THE REQUEST: Which of the rows below contain the string "ticks"? Keep only those rows and copy each one out in full.

AVAILABLE DATA:

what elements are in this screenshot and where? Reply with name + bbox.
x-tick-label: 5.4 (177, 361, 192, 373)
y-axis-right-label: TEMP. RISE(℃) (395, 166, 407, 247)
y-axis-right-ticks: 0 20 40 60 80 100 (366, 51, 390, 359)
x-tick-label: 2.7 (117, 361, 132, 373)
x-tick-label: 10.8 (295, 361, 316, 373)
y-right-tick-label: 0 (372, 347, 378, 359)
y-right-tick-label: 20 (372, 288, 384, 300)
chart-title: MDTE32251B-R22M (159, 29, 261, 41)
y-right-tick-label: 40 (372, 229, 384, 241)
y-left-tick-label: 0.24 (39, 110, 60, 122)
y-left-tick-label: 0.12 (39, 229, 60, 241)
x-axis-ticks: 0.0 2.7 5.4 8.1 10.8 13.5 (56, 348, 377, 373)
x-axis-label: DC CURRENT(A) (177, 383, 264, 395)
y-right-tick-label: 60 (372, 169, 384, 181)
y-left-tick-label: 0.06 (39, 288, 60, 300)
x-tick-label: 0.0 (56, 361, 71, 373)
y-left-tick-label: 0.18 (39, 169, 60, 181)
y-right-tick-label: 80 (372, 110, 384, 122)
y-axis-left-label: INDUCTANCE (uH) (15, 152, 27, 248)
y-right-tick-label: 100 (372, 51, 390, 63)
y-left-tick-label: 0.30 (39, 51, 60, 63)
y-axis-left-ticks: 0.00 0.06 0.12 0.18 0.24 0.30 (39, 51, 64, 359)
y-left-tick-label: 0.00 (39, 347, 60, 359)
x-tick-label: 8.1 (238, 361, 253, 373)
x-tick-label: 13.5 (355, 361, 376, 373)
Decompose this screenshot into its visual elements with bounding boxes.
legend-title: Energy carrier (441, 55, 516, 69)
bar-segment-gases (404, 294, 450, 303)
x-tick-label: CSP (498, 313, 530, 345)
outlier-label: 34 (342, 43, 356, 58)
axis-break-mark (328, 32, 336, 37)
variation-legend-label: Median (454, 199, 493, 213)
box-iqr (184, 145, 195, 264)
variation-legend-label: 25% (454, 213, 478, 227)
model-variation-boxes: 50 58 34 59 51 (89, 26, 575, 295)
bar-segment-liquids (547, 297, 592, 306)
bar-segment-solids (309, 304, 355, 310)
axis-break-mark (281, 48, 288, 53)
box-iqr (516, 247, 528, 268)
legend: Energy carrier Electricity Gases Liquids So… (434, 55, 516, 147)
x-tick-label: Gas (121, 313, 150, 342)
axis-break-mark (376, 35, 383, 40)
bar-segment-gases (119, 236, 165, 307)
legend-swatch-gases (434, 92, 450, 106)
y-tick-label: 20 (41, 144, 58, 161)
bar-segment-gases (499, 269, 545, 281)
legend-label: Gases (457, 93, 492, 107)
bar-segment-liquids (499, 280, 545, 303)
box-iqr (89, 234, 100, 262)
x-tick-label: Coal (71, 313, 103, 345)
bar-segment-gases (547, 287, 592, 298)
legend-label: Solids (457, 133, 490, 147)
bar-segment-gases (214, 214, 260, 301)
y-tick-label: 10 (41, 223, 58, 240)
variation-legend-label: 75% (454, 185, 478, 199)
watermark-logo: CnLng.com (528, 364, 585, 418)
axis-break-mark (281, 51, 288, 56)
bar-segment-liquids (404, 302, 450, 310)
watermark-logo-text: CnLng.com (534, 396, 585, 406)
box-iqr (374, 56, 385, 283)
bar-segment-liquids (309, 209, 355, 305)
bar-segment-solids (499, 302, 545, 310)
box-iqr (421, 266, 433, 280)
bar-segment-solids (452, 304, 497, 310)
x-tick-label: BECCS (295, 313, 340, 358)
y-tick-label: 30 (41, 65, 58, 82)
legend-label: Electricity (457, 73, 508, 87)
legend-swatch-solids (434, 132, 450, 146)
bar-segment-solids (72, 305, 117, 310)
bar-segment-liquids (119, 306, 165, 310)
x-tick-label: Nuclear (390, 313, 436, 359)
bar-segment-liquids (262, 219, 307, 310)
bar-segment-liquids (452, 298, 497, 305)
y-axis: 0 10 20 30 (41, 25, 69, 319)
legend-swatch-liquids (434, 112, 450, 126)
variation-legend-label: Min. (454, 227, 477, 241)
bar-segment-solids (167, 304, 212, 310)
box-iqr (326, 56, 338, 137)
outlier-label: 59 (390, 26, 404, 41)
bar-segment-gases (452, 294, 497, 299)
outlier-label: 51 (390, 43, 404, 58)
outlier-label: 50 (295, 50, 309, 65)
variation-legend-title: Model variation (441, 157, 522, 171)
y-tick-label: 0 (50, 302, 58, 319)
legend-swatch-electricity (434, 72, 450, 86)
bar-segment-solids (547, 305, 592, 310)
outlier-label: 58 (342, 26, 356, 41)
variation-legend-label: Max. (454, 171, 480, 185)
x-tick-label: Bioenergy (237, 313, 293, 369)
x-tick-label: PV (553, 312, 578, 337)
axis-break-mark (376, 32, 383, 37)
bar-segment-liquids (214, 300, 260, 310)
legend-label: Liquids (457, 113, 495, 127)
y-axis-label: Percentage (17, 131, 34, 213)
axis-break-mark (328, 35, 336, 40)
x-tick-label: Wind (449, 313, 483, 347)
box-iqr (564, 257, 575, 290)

FINAL ANSWER:
y-axis-right-ticks: 0 20 40 60 80 100 (366, 51, 390, 359)
x-axis-ticks: 0.0 2.7 5.4 8.1 10.8 13.5 (56, 348, 377, 373)
y-axis-left-ticks: 0.00 0.06 0.12 0.18 0.24 0.30 (39, 51, 64, 359)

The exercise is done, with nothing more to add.